(Collected data)

____________

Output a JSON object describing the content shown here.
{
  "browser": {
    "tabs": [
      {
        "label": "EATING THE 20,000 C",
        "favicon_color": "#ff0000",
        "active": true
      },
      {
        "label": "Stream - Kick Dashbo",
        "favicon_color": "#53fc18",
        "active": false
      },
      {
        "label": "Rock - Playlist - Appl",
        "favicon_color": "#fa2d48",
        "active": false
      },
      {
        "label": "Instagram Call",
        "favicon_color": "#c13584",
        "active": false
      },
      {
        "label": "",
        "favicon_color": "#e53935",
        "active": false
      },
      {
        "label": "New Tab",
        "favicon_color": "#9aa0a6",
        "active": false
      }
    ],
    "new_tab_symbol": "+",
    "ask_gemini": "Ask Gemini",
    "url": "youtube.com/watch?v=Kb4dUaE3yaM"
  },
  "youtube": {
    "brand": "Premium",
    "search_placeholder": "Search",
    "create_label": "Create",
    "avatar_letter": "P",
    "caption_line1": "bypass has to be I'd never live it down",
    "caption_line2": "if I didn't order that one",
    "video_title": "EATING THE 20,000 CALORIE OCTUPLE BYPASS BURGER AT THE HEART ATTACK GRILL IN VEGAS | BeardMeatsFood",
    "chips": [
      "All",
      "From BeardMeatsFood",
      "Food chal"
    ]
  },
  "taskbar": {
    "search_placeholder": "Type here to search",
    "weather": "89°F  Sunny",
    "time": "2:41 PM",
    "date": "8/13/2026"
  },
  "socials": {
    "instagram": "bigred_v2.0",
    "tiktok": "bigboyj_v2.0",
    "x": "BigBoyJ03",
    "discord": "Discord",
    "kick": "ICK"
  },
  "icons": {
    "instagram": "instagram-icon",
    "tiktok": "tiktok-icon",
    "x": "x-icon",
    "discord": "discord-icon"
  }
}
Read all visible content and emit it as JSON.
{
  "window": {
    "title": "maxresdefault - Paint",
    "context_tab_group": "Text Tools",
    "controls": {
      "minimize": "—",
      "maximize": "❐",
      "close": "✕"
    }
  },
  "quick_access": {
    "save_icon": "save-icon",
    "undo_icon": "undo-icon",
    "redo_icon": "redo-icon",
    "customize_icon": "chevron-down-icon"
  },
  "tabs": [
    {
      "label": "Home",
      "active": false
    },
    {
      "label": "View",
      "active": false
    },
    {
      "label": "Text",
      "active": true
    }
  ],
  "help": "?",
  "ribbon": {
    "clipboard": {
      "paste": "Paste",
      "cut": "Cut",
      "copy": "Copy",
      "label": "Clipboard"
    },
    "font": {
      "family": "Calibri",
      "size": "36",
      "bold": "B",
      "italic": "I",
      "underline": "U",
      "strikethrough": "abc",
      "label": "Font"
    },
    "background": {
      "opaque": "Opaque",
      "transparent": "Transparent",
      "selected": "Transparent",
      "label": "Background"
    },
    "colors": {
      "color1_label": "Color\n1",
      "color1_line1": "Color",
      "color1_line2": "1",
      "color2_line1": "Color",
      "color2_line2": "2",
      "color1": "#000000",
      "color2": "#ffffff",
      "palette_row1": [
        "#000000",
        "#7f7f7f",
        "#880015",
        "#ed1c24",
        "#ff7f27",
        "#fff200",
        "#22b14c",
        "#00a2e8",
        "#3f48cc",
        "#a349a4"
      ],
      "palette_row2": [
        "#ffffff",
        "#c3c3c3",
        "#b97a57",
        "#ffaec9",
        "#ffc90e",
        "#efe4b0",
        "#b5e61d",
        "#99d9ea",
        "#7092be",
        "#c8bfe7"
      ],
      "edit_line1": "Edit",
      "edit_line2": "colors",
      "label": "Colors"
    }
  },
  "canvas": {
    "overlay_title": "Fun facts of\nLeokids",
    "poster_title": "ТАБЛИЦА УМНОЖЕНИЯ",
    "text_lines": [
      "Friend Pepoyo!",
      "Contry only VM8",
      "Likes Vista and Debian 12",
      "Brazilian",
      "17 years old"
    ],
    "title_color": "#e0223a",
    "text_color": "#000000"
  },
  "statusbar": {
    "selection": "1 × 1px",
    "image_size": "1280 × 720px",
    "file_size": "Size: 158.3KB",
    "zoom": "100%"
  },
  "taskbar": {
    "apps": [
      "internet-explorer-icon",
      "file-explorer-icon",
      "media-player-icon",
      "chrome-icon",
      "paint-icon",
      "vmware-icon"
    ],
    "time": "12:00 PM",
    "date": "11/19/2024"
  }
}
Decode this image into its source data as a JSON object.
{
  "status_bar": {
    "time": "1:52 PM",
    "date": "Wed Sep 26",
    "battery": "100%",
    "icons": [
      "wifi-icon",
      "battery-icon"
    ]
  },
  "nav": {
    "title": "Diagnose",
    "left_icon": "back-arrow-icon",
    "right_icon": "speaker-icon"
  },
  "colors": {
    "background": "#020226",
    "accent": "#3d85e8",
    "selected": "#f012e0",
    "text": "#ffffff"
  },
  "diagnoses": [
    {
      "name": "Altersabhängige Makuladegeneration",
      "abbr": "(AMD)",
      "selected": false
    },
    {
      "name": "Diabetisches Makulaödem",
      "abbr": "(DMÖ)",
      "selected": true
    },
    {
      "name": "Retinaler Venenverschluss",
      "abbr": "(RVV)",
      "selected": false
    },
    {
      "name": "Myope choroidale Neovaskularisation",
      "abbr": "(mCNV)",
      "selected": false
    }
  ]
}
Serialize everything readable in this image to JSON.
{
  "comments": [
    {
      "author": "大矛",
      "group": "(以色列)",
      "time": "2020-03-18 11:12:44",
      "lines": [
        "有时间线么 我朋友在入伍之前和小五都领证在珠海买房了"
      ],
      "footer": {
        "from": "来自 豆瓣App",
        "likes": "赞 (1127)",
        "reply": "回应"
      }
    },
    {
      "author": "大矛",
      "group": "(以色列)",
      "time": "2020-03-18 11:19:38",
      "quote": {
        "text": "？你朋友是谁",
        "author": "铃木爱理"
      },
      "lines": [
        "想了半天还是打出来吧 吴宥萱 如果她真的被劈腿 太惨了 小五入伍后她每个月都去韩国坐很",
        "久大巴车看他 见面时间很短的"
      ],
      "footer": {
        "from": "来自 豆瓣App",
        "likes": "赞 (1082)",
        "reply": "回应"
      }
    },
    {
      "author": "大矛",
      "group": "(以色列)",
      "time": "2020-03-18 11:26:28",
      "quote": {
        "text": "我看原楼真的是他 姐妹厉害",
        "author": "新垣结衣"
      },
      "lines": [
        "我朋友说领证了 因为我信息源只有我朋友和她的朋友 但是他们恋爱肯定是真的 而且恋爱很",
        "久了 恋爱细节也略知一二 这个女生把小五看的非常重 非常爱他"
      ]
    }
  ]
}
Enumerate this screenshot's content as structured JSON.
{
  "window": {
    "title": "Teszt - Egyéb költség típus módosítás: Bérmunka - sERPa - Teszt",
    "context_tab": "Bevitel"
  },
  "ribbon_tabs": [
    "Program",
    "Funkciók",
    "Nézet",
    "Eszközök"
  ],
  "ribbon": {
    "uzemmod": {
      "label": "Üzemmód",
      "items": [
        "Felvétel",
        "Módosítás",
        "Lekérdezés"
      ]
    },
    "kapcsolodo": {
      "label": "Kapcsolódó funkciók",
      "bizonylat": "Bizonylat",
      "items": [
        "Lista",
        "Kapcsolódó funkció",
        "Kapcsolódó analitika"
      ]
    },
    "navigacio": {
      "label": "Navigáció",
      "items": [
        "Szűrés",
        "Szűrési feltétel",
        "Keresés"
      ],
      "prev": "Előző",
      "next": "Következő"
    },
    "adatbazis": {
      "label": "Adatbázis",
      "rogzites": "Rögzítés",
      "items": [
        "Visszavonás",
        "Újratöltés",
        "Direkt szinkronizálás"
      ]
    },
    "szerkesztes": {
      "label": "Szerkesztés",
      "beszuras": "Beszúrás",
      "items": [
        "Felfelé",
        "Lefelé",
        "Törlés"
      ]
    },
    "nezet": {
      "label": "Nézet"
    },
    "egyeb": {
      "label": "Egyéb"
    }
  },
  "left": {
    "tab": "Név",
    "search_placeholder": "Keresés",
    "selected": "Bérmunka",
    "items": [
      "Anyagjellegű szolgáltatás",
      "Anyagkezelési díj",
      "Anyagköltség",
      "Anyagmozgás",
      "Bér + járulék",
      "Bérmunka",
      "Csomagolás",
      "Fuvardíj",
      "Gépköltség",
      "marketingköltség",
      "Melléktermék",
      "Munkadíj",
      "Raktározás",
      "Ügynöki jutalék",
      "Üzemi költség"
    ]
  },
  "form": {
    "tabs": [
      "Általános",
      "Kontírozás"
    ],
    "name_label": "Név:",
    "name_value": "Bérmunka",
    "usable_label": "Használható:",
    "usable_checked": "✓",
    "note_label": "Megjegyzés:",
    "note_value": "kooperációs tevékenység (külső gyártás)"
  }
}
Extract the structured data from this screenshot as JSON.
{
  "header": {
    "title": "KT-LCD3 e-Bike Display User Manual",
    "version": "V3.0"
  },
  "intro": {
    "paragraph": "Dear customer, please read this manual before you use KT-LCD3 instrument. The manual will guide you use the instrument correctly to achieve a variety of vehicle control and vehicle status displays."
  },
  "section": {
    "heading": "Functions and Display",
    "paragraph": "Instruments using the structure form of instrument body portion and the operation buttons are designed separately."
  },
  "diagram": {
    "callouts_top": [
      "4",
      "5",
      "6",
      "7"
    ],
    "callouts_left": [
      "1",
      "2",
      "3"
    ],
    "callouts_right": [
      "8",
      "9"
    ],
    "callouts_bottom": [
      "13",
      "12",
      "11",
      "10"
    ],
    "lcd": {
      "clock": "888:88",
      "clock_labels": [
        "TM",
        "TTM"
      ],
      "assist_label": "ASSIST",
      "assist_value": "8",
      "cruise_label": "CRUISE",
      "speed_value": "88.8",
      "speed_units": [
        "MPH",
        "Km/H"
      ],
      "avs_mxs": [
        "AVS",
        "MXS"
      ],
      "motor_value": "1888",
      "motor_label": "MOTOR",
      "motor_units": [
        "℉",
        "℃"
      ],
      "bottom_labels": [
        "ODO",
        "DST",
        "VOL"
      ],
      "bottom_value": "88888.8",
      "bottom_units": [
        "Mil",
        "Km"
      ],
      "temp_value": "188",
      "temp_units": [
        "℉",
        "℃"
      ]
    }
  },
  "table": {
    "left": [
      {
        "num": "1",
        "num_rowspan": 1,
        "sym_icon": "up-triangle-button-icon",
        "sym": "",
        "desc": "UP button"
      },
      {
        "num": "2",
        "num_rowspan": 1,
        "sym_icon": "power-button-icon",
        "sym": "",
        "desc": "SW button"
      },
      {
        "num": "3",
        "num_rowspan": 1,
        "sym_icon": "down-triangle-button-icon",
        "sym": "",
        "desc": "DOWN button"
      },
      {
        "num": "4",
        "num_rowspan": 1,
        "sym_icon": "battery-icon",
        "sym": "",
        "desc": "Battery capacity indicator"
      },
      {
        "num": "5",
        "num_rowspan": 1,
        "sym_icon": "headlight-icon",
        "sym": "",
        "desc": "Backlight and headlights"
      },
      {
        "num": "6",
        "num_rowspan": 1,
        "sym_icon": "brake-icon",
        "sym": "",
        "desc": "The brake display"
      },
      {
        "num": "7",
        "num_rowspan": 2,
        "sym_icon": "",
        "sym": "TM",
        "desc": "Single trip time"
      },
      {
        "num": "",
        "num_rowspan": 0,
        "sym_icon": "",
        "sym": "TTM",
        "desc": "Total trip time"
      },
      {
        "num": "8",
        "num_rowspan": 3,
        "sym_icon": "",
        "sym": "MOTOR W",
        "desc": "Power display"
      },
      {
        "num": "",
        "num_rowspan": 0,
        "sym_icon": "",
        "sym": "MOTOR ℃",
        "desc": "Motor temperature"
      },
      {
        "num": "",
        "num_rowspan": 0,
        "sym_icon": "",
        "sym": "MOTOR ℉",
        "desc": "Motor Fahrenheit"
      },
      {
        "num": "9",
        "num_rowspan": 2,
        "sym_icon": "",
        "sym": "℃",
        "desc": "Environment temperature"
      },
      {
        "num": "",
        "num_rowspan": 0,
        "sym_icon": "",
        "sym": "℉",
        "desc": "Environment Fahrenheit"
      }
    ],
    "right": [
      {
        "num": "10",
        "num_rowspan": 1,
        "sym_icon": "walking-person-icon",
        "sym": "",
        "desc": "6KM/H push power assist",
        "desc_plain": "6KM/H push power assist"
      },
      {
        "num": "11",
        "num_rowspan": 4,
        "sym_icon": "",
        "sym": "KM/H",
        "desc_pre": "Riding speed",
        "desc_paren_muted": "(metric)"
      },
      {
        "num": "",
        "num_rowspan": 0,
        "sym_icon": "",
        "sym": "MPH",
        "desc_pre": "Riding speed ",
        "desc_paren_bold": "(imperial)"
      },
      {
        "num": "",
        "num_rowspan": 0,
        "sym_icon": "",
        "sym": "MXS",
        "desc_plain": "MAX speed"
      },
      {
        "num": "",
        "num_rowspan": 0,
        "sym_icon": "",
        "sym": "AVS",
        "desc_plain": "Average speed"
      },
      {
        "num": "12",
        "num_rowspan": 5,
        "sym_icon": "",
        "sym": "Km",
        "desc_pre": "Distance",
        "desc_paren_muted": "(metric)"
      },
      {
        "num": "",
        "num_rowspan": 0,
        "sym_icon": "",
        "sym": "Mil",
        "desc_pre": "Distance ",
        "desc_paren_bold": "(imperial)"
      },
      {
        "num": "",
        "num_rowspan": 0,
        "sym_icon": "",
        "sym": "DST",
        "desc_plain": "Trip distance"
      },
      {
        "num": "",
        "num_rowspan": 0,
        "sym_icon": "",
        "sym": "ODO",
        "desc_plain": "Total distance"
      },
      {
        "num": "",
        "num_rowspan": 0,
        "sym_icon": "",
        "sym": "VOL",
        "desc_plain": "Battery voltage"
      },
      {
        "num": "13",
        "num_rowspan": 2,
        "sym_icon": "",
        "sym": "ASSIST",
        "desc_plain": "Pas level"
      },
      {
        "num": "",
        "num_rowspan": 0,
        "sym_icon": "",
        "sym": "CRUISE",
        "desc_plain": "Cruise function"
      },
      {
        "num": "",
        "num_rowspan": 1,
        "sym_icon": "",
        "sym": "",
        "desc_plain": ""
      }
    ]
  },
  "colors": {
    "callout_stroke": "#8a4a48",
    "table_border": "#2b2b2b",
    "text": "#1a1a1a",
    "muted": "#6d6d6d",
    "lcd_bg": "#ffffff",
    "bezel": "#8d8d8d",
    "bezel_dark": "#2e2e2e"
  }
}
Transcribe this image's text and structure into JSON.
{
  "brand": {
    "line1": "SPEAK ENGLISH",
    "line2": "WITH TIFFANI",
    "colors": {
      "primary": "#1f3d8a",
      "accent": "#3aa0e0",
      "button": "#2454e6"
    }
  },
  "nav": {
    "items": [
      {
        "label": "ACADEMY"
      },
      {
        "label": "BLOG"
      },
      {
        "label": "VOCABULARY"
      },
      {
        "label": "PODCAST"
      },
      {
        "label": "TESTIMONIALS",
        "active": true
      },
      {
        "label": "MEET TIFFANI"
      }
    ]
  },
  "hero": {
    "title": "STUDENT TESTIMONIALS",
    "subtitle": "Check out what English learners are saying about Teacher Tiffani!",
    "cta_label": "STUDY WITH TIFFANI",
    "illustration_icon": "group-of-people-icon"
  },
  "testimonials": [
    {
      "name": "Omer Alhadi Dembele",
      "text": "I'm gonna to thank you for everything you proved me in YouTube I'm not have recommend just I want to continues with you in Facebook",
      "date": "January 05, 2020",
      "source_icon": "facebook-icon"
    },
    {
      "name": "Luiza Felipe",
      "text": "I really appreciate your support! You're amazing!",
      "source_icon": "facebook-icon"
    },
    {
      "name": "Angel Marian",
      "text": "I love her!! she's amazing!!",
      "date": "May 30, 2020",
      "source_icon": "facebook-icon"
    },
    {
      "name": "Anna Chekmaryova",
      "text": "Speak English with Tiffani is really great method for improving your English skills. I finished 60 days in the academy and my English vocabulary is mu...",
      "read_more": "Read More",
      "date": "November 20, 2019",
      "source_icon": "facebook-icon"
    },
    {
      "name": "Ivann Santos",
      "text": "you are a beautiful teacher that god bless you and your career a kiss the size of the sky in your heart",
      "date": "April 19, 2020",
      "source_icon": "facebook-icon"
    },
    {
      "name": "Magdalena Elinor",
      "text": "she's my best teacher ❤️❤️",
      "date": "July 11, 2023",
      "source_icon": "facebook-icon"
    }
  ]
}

____________

Which lines contain the word "this"? Copy each of them.

◆ Response to the exercise ◆
Decode this image into its source data as a JSON object.
Serialize everything readable in this image to JSON.
Enumerate this screenshot's content as structured JSON.
Extract the structured data from this screenshot as JSON.
    "paragraph": "Dear customer, please read this manual before you use KT-LCD3 instrument. The manual will guide you use the instrument correctly to achieve a variety of vehicle control and vehicle status displays."
Transcribe this image's text and structure into JSON.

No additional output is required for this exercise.